## JOB
Make an exact copy of all the entries, with the pictures left out.

## SOURCE DATA

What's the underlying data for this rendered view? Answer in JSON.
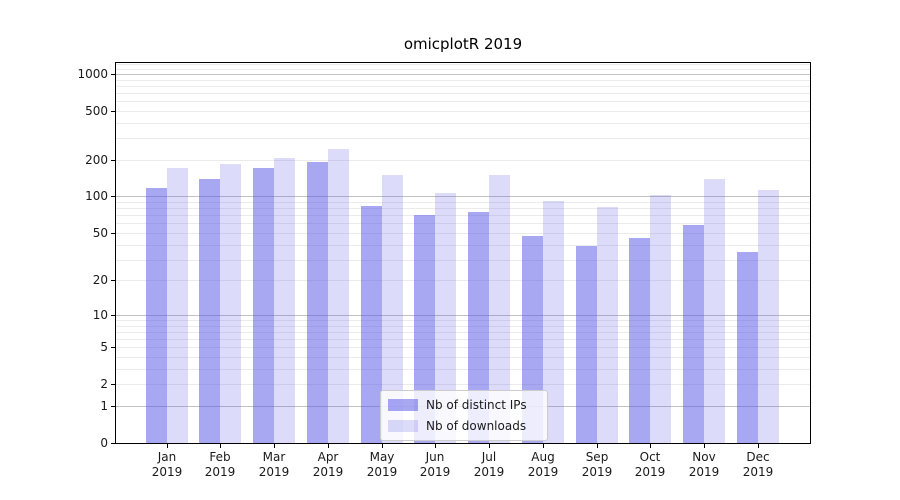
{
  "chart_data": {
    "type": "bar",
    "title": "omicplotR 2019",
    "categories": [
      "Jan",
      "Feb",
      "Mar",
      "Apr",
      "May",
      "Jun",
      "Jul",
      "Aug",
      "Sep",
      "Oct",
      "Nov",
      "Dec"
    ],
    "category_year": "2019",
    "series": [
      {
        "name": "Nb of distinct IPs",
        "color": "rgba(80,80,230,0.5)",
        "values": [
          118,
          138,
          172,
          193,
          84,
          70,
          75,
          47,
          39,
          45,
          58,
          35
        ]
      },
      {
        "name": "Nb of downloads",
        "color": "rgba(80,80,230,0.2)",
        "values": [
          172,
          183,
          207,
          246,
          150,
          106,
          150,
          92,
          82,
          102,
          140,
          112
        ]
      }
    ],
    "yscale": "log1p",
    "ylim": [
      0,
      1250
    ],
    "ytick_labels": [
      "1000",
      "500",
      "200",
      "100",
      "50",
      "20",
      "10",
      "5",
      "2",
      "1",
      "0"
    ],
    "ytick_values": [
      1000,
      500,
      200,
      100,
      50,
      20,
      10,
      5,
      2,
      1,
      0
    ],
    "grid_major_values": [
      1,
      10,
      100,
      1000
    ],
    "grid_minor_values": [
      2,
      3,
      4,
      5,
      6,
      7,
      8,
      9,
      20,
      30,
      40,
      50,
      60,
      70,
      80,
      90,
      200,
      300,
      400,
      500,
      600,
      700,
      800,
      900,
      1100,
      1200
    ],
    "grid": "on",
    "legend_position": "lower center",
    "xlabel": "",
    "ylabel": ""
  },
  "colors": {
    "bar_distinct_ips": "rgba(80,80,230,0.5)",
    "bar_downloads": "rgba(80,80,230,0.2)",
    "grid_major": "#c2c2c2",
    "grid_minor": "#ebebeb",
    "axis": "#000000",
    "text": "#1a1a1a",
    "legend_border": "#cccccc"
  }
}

## EXERCISE OUTPUT
What's the underlying data for this rendered view? Answer in JSON.
{
  "chart_data": {
    "type": "bar",
    "title": "omicplotR 2019",
    "categories": [
      "Jan",
      "Feb",
      "Mar",
      "Apr",
      "May",
      "Jun",
      "Jul",
      "Aug",
      "Sep",
      "Oct",
      "Nov",
      "Dec"
    ],
    "category_year": "2019",
    "series": [
      {
        "name": "Nb of distinct IPs",
        "color": "rgba(80,80,230,0.5)",
        "values": [
          118,
          138,
          172,
          193,
          84,
          70,
          75,
          47,
          39,
          45,
          58,
          35
        ]
      },
      {
        "name": "Nb of downloads",
        "color": "rgba(80,80,230,0.2)",
        "values": [
          172,
          183,
          207,
          246,
          150,
          106,
          150,
          92,
          82,
          102,
          140,
          112
        ]
      }
    ],
    "yscale": "log1p",
    "ylim": [
      0,
      1250
    ],
    "ytick_labels": [
      "1000",
      "500",
      "200",
      "100",
      "50",
      "20",
      "10",
      "5",
      "2",
      "1",
      "0"
    ],
    "ytick_values": [
      1000,
      500,
      200,
      100,
      50,
      20,
      10,
      5,
      2,
      1,
      0
    ],
    "grid_major_values": [
      1,
      10,
      100,
      1000
    ],
    "grid_minor_values": [
      2,
      3,
      4,
      5,
      6,
      7,
      8,
      9,
      20,
      30,
      40,
      50,
      60,
      70,
      80,
      90,
      200,
      300,
      400,
      500,
      600,
      700,
      800,
      900,
      1100,
      1200
    ],
    "grid": "on",
    "legend_position": "lower center",
    "xlabel": "",
    "ylabel": ""
  },
  "colors": {
    "bar_distinct_ips": "rgba(80,80,230,0.5)",
    "bar_downloads": "rgba(80,80,230,0.2)",
    "grid_major": "#c2c2c2",
    "grid_minor": "#ebebeb",
    "axis": "#000000",
    "text": "#1a1a1a",
    "legend_border": "#cccccc"
  }
}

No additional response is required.